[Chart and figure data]
— Begin —
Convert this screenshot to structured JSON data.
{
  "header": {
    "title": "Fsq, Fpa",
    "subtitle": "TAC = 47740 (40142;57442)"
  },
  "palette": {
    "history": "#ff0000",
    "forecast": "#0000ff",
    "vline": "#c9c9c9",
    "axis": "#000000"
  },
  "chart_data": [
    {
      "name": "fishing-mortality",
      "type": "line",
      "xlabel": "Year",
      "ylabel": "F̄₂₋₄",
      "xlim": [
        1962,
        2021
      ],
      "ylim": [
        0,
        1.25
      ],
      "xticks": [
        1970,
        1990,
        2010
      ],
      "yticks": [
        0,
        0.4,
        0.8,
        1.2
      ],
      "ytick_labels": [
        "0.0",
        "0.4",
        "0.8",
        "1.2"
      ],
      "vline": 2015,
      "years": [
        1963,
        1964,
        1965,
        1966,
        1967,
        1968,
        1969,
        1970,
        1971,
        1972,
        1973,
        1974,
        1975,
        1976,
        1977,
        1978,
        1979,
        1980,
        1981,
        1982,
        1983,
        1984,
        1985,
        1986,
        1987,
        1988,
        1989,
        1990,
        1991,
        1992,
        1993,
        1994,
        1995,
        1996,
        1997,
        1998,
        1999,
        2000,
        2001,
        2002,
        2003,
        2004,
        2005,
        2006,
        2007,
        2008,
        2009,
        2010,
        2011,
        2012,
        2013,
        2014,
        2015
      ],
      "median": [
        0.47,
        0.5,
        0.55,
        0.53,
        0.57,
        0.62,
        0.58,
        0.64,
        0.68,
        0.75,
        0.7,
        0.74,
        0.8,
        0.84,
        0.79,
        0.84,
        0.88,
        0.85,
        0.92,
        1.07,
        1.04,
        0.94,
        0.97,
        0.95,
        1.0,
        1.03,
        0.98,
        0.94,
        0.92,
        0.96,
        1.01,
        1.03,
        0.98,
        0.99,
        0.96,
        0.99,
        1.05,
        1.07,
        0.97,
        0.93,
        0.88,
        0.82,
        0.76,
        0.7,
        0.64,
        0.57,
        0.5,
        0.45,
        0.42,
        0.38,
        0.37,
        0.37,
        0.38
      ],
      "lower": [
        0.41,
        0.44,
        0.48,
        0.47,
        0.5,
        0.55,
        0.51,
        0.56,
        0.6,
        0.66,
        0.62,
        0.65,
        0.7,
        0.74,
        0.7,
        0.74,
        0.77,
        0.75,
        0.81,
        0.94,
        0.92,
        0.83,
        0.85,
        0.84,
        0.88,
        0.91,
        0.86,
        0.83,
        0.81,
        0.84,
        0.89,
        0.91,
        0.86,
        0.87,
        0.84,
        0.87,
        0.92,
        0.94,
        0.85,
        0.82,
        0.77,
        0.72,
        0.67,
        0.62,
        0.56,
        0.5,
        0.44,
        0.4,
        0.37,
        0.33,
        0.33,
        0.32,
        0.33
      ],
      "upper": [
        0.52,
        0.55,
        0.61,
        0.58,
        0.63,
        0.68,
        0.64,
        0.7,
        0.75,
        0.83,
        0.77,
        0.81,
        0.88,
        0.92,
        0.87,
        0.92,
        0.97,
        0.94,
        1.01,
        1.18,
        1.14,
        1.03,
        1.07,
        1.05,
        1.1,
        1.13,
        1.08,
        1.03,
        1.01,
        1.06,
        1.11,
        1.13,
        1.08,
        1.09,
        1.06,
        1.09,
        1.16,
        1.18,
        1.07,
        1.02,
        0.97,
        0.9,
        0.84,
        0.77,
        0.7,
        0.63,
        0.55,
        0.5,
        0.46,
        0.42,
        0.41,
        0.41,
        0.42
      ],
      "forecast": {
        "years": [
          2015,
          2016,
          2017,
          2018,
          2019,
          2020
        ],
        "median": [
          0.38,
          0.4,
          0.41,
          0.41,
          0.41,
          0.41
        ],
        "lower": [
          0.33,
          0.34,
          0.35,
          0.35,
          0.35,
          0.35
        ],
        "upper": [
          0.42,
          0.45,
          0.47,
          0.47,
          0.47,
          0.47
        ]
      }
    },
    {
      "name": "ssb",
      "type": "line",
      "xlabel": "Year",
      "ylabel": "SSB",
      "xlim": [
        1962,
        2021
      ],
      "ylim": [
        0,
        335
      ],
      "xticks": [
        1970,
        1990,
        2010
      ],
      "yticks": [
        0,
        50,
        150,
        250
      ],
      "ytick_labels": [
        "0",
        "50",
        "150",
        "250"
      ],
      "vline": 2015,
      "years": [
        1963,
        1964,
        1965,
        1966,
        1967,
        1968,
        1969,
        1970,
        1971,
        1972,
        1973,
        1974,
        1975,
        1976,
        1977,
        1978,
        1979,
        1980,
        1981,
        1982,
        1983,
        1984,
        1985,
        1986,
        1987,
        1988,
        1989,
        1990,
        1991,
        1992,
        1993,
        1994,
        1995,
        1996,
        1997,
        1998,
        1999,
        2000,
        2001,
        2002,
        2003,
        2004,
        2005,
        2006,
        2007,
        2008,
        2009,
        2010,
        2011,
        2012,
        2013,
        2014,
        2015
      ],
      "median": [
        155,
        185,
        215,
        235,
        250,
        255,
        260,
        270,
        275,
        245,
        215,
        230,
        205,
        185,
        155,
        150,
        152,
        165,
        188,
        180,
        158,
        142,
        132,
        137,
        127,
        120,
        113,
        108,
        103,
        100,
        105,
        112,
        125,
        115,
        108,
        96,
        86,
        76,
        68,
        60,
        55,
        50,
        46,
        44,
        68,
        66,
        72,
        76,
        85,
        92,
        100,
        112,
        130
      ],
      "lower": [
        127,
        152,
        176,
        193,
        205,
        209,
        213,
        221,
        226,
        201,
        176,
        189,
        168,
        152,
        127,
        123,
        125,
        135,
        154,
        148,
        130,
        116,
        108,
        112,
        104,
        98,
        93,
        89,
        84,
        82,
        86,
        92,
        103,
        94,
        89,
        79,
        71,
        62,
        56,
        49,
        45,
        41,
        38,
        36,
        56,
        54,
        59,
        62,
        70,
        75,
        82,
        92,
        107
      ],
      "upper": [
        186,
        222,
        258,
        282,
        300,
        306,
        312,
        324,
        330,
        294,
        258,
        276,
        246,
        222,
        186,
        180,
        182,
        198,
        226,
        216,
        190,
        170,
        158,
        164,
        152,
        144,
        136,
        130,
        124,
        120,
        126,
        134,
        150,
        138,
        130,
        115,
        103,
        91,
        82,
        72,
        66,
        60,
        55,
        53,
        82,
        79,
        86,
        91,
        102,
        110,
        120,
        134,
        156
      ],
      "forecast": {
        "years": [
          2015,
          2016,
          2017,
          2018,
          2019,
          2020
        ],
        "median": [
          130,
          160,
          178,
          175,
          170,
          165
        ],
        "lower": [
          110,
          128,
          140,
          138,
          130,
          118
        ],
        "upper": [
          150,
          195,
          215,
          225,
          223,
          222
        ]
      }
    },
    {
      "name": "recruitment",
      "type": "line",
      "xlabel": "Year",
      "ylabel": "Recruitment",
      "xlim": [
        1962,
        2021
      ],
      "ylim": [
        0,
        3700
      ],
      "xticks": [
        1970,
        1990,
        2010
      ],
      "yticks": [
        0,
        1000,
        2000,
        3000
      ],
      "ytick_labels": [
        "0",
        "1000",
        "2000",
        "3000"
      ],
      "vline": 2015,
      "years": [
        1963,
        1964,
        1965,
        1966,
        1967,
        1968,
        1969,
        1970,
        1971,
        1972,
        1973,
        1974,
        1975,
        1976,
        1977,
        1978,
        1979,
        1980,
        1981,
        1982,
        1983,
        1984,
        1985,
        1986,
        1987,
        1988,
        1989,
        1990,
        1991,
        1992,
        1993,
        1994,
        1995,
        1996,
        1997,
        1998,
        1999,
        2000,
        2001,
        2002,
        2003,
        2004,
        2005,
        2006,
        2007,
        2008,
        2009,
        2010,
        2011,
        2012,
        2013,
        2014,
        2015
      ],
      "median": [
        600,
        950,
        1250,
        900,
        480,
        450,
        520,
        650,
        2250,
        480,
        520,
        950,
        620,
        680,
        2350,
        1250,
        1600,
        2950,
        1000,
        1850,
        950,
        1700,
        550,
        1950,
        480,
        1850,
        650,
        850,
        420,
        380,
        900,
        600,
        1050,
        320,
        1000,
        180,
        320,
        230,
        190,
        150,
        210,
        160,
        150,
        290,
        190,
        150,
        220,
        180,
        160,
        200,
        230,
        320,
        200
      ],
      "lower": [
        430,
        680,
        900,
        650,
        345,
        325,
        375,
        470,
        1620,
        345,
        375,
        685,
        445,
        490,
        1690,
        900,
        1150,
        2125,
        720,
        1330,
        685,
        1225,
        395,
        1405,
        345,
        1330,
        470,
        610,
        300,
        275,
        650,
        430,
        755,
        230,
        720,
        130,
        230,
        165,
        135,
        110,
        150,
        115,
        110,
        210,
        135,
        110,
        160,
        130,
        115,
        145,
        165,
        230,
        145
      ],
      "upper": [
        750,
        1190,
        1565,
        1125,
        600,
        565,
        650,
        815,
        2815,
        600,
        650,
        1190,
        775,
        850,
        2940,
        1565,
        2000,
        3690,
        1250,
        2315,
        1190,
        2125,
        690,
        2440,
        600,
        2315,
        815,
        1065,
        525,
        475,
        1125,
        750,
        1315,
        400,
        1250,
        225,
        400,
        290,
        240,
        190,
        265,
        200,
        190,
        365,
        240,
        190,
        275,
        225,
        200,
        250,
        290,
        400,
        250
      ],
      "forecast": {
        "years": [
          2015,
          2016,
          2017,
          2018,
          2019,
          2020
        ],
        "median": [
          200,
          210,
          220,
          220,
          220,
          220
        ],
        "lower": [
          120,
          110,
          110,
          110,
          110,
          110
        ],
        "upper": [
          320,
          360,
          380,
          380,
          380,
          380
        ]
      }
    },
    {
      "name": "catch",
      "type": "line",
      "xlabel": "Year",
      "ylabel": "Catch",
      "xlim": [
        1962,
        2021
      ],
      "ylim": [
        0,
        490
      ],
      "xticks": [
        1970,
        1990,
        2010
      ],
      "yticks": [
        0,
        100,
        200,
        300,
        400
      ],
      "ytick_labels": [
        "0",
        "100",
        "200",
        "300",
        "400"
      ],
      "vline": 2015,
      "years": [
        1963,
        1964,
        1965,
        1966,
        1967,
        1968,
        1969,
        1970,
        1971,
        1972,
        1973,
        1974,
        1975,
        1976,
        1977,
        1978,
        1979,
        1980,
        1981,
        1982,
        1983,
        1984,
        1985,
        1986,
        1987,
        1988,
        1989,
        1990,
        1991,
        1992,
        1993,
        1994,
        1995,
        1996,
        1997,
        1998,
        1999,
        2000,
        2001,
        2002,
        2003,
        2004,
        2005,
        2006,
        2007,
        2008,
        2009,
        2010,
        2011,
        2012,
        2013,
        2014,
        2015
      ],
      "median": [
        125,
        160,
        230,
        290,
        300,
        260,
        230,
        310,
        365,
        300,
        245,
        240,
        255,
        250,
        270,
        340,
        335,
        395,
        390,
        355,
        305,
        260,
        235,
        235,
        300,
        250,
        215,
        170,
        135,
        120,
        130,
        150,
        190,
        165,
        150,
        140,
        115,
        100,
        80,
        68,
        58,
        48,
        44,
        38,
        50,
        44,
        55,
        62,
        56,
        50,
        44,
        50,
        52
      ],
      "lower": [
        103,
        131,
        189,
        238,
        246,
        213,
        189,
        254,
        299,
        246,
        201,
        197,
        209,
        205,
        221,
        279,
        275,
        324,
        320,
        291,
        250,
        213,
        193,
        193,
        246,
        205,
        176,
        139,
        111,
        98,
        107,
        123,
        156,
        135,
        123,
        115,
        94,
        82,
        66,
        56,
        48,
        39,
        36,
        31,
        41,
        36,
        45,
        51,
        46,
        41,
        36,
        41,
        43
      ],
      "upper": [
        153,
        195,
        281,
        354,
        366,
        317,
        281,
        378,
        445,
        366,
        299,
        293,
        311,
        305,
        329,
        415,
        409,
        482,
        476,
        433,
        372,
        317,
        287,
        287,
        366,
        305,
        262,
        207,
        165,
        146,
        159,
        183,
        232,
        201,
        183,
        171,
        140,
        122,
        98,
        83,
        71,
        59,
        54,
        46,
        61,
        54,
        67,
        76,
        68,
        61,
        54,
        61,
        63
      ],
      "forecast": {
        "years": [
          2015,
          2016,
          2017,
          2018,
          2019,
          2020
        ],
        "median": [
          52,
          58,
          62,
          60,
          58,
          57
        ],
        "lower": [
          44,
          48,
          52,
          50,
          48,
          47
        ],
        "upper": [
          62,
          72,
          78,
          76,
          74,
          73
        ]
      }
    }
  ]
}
— End —
__EXERCISE TASK__. Gather each line in the data that holds the string "ylabel".

__FINAL RESULT__.
      "ylabel": "F̄₂₋₄",
      "ylabel": "SSB",
      "ylabel": "Recruitment",
      "ylabel": "Catch",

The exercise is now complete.